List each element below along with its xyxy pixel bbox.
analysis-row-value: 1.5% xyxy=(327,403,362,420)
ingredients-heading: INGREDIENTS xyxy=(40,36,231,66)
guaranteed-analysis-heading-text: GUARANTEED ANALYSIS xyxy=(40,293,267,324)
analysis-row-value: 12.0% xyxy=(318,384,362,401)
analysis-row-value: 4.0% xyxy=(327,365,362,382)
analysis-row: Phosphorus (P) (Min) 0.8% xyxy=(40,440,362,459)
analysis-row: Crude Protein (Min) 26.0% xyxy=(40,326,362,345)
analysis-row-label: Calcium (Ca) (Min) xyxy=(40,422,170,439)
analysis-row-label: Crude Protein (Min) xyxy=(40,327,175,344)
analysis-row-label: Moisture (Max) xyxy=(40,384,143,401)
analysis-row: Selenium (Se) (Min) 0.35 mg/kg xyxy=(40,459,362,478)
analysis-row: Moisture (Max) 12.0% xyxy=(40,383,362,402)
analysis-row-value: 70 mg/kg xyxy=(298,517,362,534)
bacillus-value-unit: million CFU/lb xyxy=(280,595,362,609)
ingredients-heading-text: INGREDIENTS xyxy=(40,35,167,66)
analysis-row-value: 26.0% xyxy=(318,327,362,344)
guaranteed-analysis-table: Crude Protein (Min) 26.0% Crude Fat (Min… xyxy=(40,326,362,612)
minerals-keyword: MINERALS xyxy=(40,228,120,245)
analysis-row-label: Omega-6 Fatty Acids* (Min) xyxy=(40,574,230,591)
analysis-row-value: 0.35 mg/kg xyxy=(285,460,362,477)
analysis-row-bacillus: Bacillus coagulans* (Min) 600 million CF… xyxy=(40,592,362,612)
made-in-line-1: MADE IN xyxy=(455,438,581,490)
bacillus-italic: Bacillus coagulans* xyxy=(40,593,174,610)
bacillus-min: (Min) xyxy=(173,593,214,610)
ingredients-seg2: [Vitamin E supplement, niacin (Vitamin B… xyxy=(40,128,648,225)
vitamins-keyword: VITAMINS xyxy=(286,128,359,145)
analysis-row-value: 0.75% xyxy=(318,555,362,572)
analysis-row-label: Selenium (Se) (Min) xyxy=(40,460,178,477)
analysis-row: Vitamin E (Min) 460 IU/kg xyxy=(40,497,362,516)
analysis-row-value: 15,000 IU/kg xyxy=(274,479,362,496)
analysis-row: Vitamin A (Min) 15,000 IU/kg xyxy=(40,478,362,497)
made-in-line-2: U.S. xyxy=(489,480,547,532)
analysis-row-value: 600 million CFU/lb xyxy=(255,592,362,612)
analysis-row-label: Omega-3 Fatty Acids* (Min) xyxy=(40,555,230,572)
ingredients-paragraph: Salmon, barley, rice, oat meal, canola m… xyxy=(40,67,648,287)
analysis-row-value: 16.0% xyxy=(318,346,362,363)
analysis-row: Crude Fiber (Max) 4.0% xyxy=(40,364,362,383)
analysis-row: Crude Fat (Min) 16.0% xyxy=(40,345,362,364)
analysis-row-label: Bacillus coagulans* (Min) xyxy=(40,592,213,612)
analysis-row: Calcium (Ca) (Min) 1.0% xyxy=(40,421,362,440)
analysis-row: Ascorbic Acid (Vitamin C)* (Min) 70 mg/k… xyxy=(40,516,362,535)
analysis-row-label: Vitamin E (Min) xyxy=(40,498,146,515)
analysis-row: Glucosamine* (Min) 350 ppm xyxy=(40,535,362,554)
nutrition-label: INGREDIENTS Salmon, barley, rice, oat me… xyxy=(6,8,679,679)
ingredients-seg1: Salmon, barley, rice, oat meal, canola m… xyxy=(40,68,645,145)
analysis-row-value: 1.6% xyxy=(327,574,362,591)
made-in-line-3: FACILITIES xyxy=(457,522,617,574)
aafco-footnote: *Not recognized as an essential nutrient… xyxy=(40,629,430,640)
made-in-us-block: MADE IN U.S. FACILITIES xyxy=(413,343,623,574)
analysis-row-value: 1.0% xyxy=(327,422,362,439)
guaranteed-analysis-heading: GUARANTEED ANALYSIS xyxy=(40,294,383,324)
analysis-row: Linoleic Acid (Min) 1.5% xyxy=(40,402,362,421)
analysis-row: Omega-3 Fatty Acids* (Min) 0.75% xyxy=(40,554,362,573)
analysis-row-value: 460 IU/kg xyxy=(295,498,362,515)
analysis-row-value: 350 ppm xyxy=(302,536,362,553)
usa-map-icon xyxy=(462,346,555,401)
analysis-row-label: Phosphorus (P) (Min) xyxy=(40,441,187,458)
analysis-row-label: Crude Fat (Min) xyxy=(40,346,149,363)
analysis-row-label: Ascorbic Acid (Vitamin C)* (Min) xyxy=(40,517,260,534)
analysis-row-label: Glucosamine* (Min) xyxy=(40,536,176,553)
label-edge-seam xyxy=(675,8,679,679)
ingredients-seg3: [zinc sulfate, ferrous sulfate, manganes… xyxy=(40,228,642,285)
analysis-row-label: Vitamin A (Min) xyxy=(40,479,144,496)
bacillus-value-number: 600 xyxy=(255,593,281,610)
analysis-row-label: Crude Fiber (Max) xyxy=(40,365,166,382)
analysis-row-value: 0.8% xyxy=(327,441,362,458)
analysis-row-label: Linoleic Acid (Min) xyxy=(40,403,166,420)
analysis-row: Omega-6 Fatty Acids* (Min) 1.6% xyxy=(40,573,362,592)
------------------------------------------------------------
## Work to be completed
Go through the listing and copy all of it exactly.

## Completed exercise
List each element below along with its xyxy pixel bbox.
analysis-row-value: 1.5% xyxy=(327,403,362,420)
ingredients-heading: INGREDIENTS xyxy=(40,36,231,66)
guaranteed-analysis-heading-text: GUARANTEED ANALYSIS xyxy=(40,293,267,324)
analysis-row-value: 12.0% xyxy=(318,384,362,401)
analysis-row-value: 4.0% xyxy=(327,365,362,382)
analysis-row: Phosphorus (P) (Min) 0.8% xyxy=(40,440,362,459)
analysis-row: Crude Protein (Min) 26.0% xyxy=(40,326,362,345)
analysis-row-label: Calcium (Ca) (Min) xyxy=(40,422,170,439)
analysis-row-label: Crude Protein (Min) xyxy=(40,327,175,344)
analysis-row-label: Moisture (Max) xyxy=(40,384,143,401)
analysis-row: Selenium (Se) (Min) 0.35 mg/kg xyxy=(40,459,362,478)
analysis-row: Moisture (Max) 12.0% xyxy=(40,383,362,402)
analysis-row-value: 70 mg/kg xyxy=(298,517,362,534)
bacillus-value-unit: million CFU/lb xyxy=(280,595,362,609)
ingredients-heading-text: INGREDIENTS xyxy=(40,35,167,66)
analysis-row-value: 26.0% xyxy=(318,327,362,344)
guaranteed-analysis-table: Crude Protein (Min) 26.0% Crude Fat (Min… xyxy=(40,326,362,612)
minerals-keyword: MINERALS xyxy=(40,228,120,245)
analysis-row-label: Omega-6 Fatty Acids* (Min) xyxy=(40,574,230,591)
analysis-row-value: 0.35 mg/kg xyxy=(285,460,362,477)
analysis-row-bacillus: Bacillus coagulans* (Min) 600 million CF… xyxy=(40,592,362,612)
made-in-line-1: MADE IN xyxy=(455,438,581,490)
bacillus-italic: Bacillus coagulans* xyxy=(40,593,174,610)
bacillus-min: (Min) xyxy=(173,593,214,610)
ingredients-seg2: [Vitamin E supplement, niacin (Vitamin B… xyxy=(40,128,648,225)
vitamins-keyword: VITAMINS xyxy=(286,128,359,145)
analysis-row-value: 0.75% xyxy=(318,555,362,572)
analysis-row-label: Selenium (Se) (Min) xyxy=(40,460,178,477)
analysis-row: Vitamin E (Min) 460 IU/kg xyxy=(40,497,362,516)
analysis-row-value: 15,000 IU/kg xyxy=(274,479,362,496)
analysis-row: Vitamin A (Min) 15,000 IU/kg xyxy=(40,478,362,497)
made-in-line-2: U.S. xyxy=(489,480,547,532)
analysis-row-value: 600 million CFU/lb xyxy=(255,592,362,612)
analysis-row-label: Omega-3 Fatty Acids* (Min) xyxy=(40,555,230,572)
ingredients-paragraph: Salmon, barley, rice, oat meal, canola m… xyxy=(40,67,648,287)
analysis-row-value: 16.0% xyxy=(318,346,362,363)
analysis-row: Crude Fiber (Max) 4.0% xyxy=(40,364,362,383)
analysis-row: Crude Fat (Min) 16.0% xyxy=(40,345,362,364)
analysis-row-label: Bacillus coagulans* (Min) xyxy=(40,592,213,612)
analysis-row: Calcium (Ca) (Min) 1.0% xyxy=(40,421,362,440)
analysis-row: Ascorbic Acid (Vitamin C)* (Min) 70 mg/k… xyxy=(40,516,362,535)
analysis-row-label: Vitamin E (Min) xyxy=(40,498,146,515)
analysis-row: Glucosamine* (Min) 350 ppm xyxy=(40,535,362,554)
nutrition-label: INGREDIENTS Salmon, barley, rice, oat me… xyxy=(6,8,679,679)
ingredients-seg1: Salmon, barley, rice, oat meal, canola m… xyxy=(40,68,645,145)
analysis-row-value: 1.6% xyxy=(327,574,362,591)
made-in-line-3: FACILITIES xyxy=(457,522,617,574)
aafco-footnote: *Not recognized as an essential nutrient… xyxy=(40,629,430,640)
made-in-us-block: MADE IN U.S. FACILITIES xyxy=(413,343,623,574)
analysis-row-value: 1.0% xyxy=(327,422,362,439)
guaranteed-analysis-heading: GUARANTEED ANALYSIS xyxy=(40,294,383,324)
analysis-row: Linoleic Acid (Min) 1.5% xyxy=(40,402,362,421)
analysis-row: Omega-3 Fatty Acids* (Min) 0.75% xyxy=(40,554,362,573)
analysis-row-value: 460 IU/kg xyxy=(295,498,362,515)
analysis-row-value: 350 ppm xyxy=(302,536,362,553)
usa-map-icon xyxy=(462,346,555,401)
analysis-row-label: Phosphorus (P) (Min) xyxy=(40,441,187,458)
analysis-row-label: Crude Fat (Min) xyxy=(40,346,149,363)
analysis-row-label: Ascorbic Acid (Vitamin C)* (Min) xyxy=(40,517,260,534)
analysis-row-label: Glucosamine* (Min) xyxy=(40,536,176,553)
label-edge-seam xyxy=(675,8,679,679)
ingredients-seg3: [zinc sulfate, ferrous sulfate, manganes… xyxy=(40,228,642,285)
analysis-row-label: Vitamin A (Min) xyxy=(40,479,144,496)
bacillus-value-number: 600 xyxy=(255,593,281,610)
analysis-row-label: Crude Fiber (Max) xyxy=(40,365,166,382)
analysis-row-value: 0.8% xyxy=(327,441,362,458)
analysis-row-label: Linoleic Acid (Min) xyxy=(40,403,166,420)
analysis-row: Omega-6 Fatty Acids* (Min) 1.6% xyxy=(40,573,362,592)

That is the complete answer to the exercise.